-- begin --

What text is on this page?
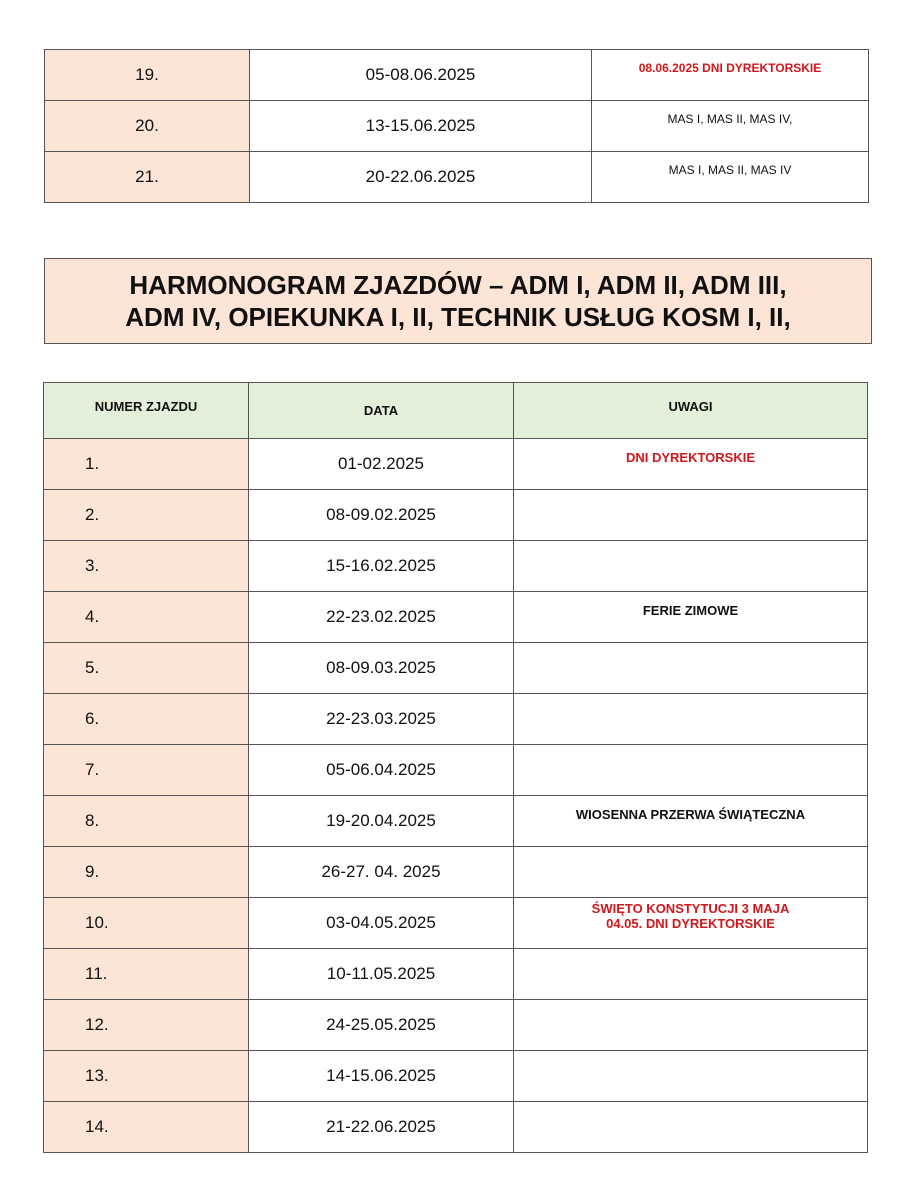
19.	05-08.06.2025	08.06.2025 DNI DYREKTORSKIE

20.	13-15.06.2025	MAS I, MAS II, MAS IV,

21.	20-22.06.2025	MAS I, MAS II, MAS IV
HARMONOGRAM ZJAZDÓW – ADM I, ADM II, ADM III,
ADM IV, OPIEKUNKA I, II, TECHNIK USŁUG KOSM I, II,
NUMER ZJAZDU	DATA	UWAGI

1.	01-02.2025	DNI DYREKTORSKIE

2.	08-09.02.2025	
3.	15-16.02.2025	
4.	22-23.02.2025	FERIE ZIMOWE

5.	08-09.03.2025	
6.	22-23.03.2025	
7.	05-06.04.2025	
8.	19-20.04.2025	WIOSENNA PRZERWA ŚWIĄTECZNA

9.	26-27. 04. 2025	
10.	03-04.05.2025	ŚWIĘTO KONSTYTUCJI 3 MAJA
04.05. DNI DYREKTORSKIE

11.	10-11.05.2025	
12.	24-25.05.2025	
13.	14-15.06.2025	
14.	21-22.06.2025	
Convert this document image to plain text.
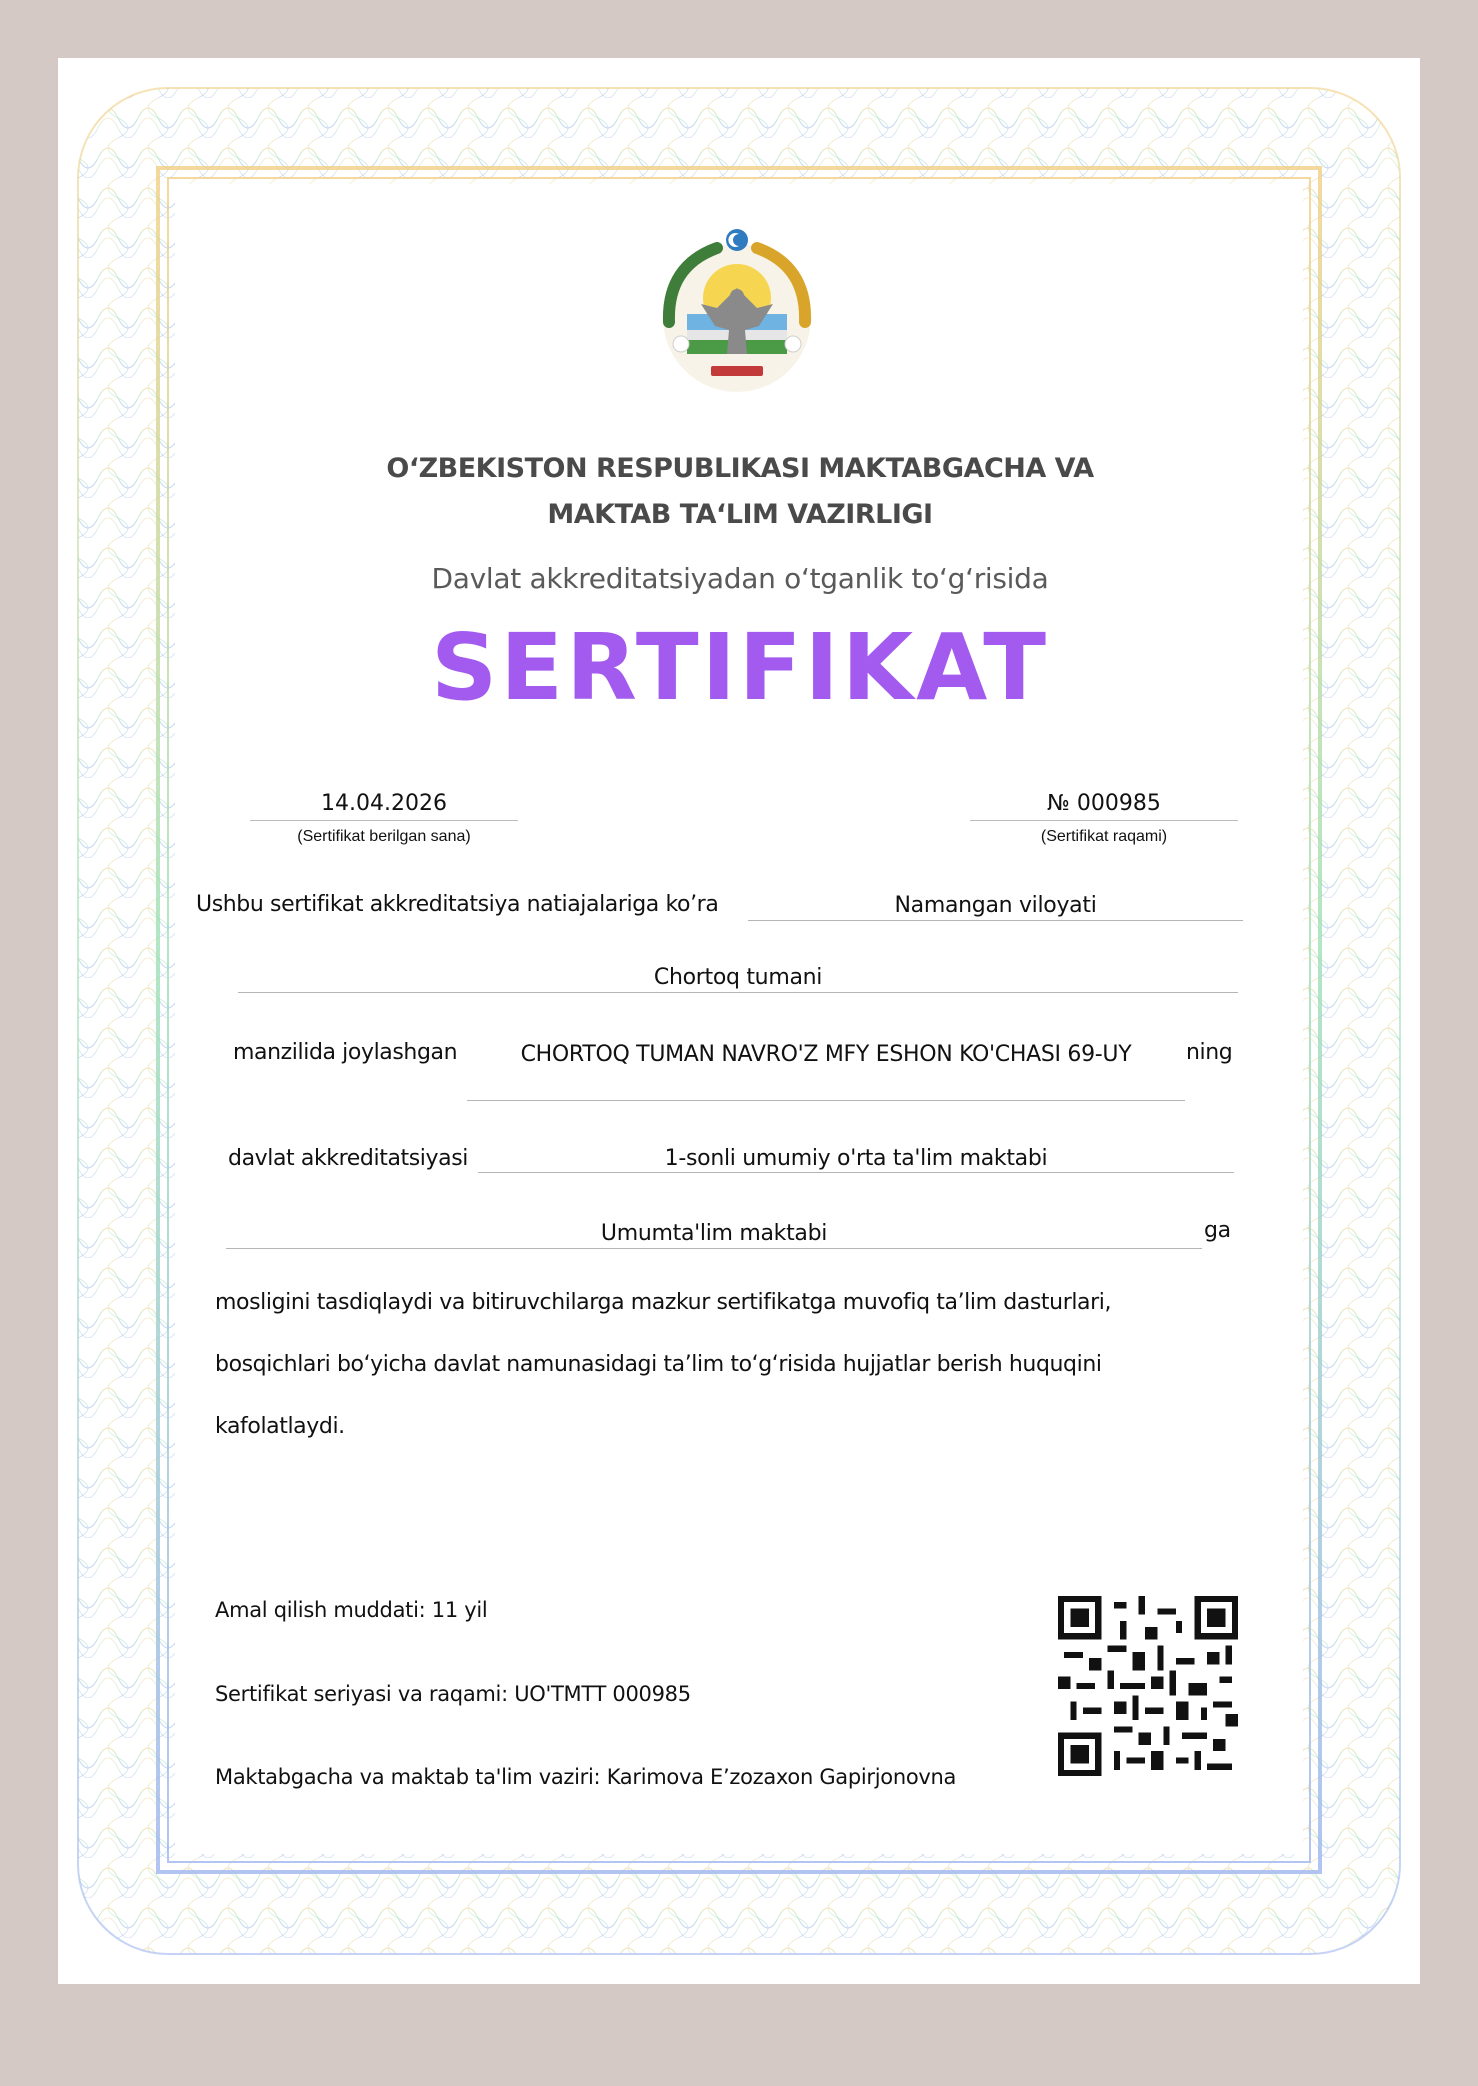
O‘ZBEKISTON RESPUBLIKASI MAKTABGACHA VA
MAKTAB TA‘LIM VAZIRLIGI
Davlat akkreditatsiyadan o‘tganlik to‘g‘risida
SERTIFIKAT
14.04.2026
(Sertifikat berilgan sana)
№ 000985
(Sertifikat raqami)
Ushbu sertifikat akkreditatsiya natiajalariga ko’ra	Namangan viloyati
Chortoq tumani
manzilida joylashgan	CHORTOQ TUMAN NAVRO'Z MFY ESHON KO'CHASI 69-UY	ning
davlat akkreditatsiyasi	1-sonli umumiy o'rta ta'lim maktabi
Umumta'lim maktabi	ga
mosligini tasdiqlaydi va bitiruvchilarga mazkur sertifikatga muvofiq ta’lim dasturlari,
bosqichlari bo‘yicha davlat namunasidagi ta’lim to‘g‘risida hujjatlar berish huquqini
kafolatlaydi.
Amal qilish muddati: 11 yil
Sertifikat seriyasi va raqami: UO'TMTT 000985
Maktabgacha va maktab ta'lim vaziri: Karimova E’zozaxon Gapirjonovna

-- end --
-- begin --

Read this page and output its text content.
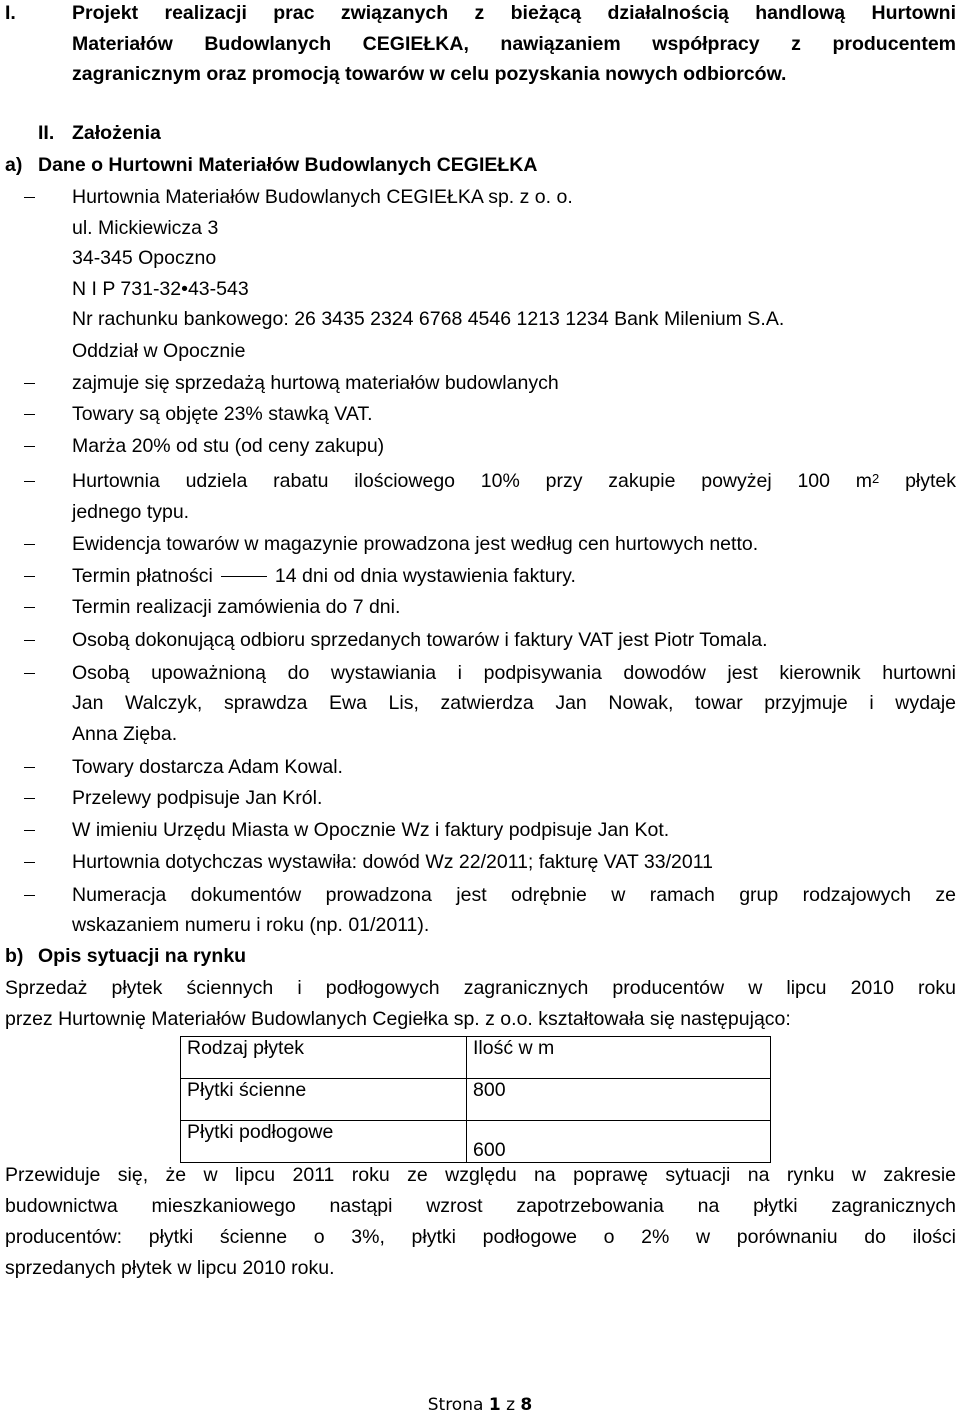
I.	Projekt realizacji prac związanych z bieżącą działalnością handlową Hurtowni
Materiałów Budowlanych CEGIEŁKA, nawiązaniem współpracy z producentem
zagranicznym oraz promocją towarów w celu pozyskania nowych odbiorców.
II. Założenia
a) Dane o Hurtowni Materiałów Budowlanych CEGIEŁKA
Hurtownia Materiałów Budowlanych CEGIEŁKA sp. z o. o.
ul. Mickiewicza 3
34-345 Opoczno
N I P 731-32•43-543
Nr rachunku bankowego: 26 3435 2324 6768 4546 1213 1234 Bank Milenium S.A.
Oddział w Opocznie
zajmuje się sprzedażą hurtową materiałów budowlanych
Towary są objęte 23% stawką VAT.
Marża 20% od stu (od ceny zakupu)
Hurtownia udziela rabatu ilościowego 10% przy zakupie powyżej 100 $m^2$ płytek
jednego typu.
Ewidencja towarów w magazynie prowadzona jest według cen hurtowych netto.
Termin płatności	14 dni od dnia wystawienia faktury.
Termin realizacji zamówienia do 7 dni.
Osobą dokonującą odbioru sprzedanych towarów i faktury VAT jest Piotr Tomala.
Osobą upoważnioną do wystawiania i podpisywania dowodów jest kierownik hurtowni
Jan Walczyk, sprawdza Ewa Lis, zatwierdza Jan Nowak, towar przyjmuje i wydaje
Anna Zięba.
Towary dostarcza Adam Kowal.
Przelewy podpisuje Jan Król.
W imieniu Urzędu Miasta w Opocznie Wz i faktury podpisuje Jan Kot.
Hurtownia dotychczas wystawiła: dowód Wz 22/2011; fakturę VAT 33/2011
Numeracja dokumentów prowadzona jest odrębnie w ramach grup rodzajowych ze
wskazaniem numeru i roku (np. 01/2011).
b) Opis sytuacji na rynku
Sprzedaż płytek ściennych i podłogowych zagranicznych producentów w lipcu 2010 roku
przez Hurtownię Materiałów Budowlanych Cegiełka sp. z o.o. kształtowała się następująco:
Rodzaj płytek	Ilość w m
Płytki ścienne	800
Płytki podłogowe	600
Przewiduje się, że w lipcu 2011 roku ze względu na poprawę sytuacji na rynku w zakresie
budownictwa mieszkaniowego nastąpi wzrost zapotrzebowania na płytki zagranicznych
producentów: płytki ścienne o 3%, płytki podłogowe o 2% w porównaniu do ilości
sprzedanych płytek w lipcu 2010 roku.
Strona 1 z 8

-- end --
-- begin --

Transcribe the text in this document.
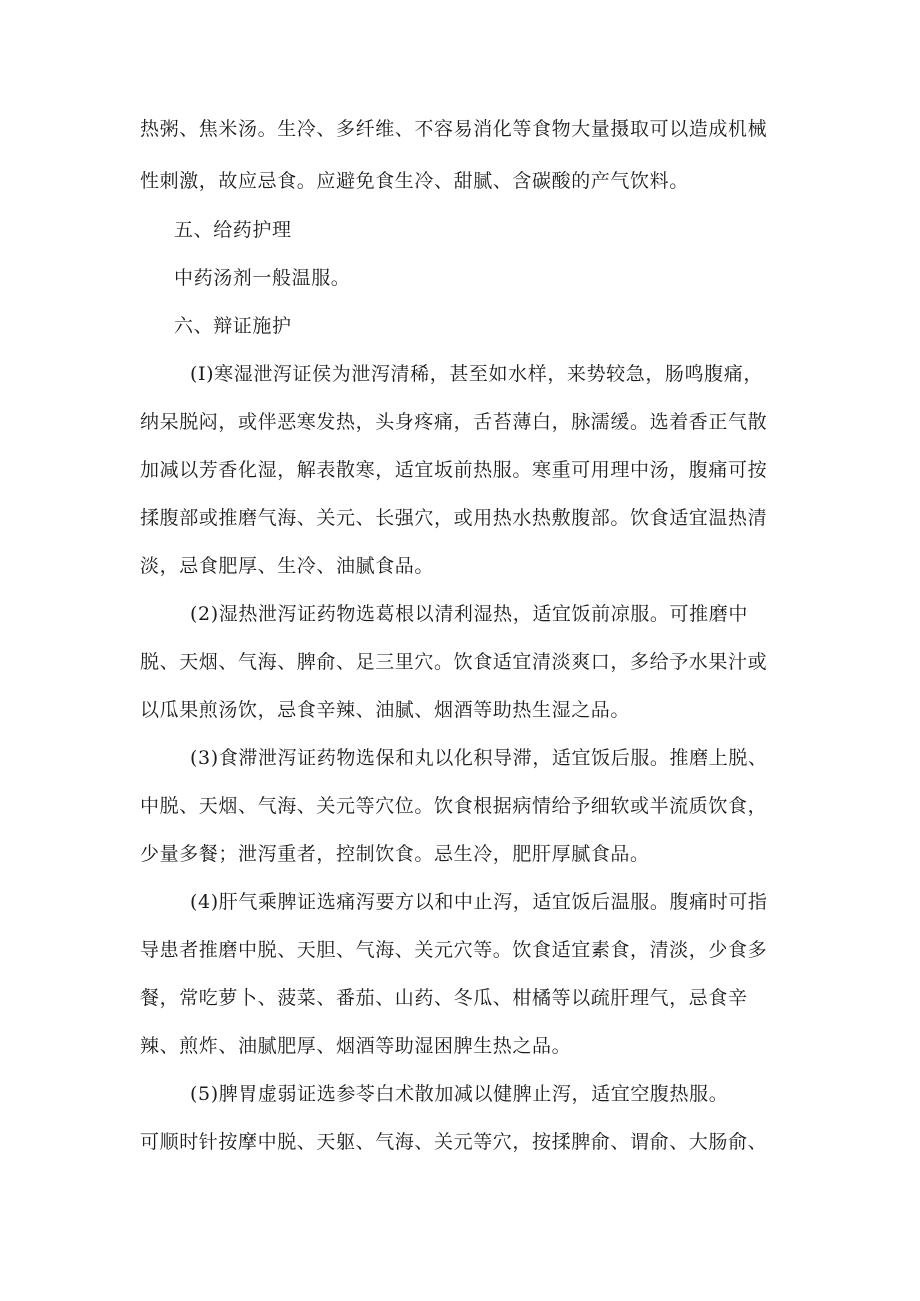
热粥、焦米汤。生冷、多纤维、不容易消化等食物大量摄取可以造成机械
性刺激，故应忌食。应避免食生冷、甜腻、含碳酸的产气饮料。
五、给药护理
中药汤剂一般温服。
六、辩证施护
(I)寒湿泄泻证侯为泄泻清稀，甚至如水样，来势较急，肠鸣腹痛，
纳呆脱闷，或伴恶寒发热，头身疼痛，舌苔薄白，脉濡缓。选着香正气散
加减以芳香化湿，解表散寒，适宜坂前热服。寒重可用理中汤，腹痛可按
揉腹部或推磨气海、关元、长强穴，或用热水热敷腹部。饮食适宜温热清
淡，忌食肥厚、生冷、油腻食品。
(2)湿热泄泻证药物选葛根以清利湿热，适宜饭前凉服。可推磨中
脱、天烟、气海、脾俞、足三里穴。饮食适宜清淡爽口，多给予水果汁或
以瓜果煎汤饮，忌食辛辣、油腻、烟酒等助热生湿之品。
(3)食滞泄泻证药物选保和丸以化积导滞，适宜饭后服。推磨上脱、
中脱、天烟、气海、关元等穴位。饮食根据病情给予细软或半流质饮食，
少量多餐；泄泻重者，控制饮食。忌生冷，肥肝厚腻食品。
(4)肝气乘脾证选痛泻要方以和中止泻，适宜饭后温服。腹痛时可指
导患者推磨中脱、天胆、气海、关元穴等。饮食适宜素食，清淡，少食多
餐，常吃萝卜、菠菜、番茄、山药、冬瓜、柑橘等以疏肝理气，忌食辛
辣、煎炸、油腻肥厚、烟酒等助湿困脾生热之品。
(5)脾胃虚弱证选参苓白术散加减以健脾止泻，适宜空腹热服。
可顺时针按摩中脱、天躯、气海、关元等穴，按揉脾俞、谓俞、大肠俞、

-- end --

GIVEN INSTRUCTION »
Going over the lines above, work out how many include "Towary", then give only that number.

FINISHED ANSWER »
2